Collection entries
------------------------
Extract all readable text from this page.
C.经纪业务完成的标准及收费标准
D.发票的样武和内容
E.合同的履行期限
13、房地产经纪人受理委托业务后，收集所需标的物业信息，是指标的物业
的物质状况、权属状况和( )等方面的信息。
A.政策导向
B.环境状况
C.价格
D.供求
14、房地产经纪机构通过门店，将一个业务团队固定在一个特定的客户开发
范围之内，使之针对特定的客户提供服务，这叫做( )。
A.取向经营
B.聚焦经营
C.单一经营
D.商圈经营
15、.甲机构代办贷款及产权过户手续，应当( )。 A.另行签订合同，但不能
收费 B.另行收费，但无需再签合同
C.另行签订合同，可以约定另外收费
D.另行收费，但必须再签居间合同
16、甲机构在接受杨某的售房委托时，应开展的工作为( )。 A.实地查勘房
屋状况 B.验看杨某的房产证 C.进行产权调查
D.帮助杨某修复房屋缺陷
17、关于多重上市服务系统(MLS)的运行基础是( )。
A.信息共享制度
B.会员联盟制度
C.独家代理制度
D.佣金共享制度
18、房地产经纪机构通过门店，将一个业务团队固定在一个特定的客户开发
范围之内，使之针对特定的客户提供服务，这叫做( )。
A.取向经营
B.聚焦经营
------------------------
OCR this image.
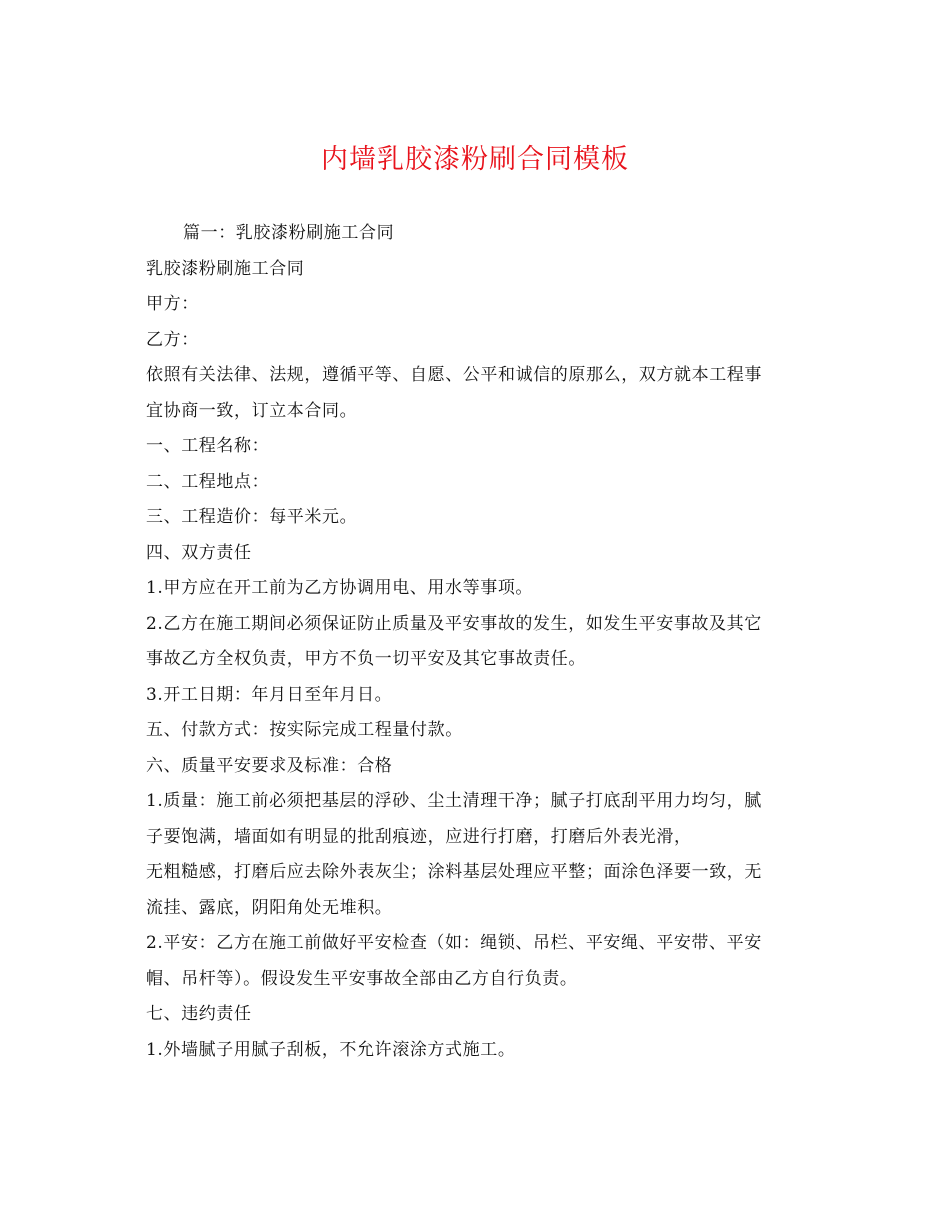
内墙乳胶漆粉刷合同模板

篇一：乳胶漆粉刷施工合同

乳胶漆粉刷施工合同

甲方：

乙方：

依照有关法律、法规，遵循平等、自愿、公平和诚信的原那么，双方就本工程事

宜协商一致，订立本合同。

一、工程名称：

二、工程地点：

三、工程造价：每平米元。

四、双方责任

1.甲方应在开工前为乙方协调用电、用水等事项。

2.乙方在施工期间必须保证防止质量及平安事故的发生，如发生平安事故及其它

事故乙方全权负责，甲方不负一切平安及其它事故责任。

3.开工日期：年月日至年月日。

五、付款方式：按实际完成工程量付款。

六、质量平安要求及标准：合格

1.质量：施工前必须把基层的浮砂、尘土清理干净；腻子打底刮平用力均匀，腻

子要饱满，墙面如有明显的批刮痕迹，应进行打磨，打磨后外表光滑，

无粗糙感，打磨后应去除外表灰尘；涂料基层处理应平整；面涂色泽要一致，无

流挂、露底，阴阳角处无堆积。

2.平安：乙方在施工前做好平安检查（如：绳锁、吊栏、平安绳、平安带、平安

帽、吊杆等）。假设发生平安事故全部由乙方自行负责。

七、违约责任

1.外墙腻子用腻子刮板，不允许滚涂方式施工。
------------------------
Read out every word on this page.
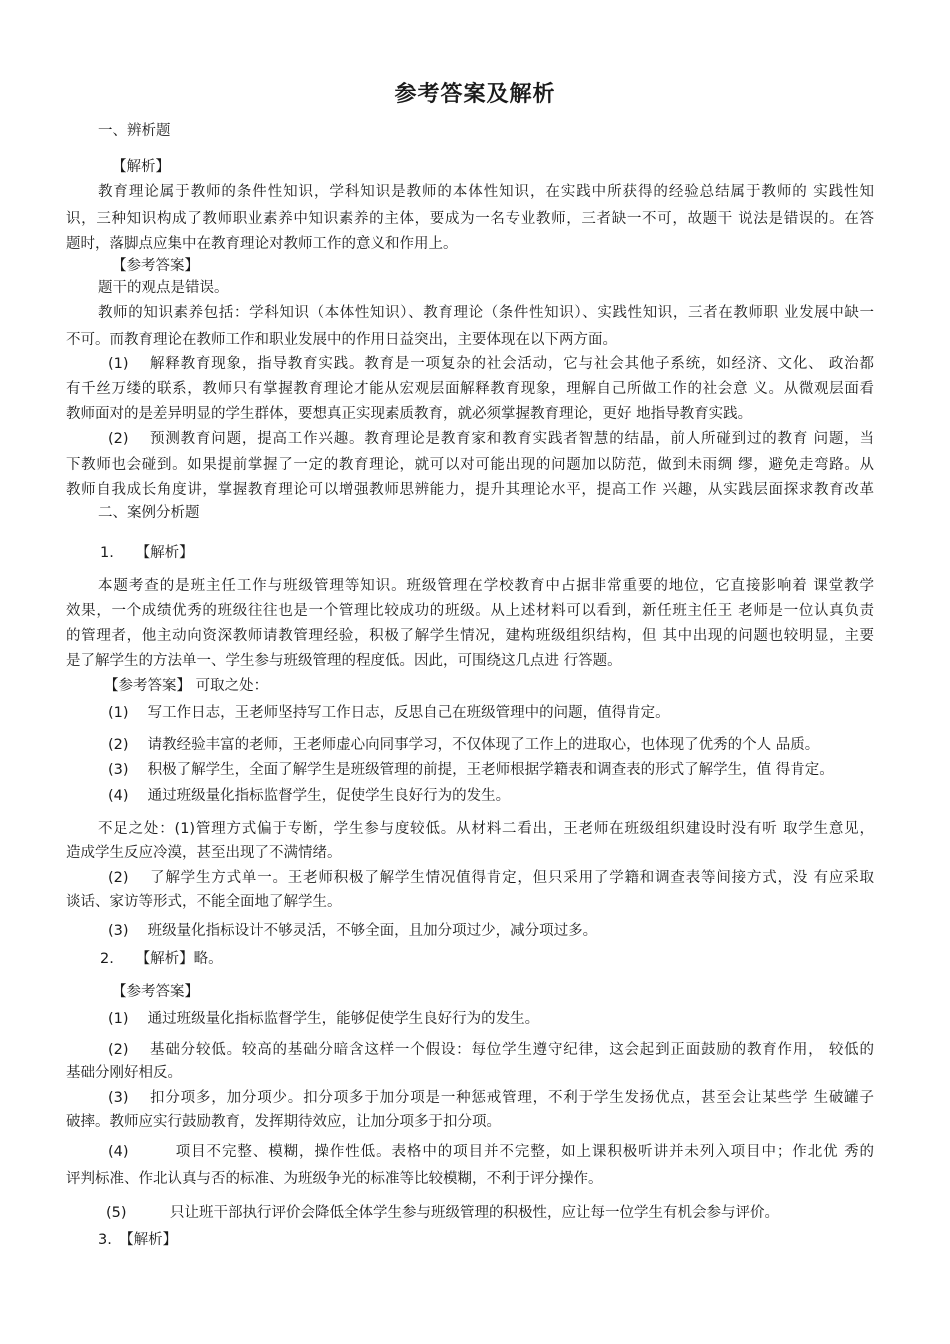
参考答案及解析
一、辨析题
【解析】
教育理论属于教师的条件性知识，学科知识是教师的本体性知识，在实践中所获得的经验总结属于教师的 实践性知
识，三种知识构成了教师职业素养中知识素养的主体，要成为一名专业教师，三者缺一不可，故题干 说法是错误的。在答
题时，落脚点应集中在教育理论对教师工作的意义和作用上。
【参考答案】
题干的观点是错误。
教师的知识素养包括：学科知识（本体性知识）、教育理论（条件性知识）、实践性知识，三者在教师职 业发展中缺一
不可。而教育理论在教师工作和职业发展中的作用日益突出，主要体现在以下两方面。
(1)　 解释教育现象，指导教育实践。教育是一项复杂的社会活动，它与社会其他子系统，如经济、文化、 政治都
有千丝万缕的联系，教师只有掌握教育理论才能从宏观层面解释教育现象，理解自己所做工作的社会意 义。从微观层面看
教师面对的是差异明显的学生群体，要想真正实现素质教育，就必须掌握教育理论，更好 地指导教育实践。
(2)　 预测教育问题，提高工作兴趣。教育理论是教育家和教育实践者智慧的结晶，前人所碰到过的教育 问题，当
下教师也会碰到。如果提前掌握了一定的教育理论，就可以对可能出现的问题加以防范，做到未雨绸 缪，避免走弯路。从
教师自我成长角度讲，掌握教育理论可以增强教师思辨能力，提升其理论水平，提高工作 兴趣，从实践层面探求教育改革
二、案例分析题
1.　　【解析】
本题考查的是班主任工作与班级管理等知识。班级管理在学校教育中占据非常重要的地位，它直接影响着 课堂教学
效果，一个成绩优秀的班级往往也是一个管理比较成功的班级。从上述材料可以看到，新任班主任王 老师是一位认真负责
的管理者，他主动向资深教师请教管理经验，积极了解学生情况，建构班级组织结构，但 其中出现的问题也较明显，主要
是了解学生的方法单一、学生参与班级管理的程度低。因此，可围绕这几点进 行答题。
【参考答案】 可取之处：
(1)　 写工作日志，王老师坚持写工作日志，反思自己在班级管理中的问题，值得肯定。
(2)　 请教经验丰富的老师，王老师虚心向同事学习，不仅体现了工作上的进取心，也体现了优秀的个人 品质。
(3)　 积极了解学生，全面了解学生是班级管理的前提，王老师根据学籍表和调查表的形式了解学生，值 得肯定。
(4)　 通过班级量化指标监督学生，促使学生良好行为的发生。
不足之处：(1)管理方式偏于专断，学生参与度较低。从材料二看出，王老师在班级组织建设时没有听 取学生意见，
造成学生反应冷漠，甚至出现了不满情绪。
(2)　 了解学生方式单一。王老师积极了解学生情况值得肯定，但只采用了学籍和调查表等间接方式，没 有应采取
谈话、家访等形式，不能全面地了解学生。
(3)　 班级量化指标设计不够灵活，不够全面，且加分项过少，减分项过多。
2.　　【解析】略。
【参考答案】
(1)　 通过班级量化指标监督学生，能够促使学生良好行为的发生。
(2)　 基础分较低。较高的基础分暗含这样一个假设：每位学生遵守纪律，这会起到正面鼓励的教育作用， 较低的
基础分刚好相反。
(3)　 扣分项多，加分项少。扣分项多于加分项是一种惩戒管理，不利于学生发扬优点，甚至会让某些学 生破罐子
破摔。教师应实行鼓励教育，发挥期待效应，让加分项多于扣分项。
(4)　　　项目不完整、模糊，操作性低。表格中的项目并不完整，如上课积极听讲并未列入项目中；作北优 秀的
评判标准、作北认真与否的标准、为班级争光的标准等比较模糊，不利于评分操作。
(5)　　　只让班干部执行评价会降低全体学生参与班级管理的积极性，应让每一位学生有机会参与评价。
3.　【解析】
------------------------
* [YOUR OBJECTIVE]: From the records above, pick out and copy each line holding the word "房地产经纪机构通过门店".

* [RESULT OF THIS EXERCISE]:
14、房地产经纪机构通过门店，将一个业务团队固定在一个特定的客户开发
18、房地产经纪机构通过门店，将一个业务团队固定在一个特定的客户开发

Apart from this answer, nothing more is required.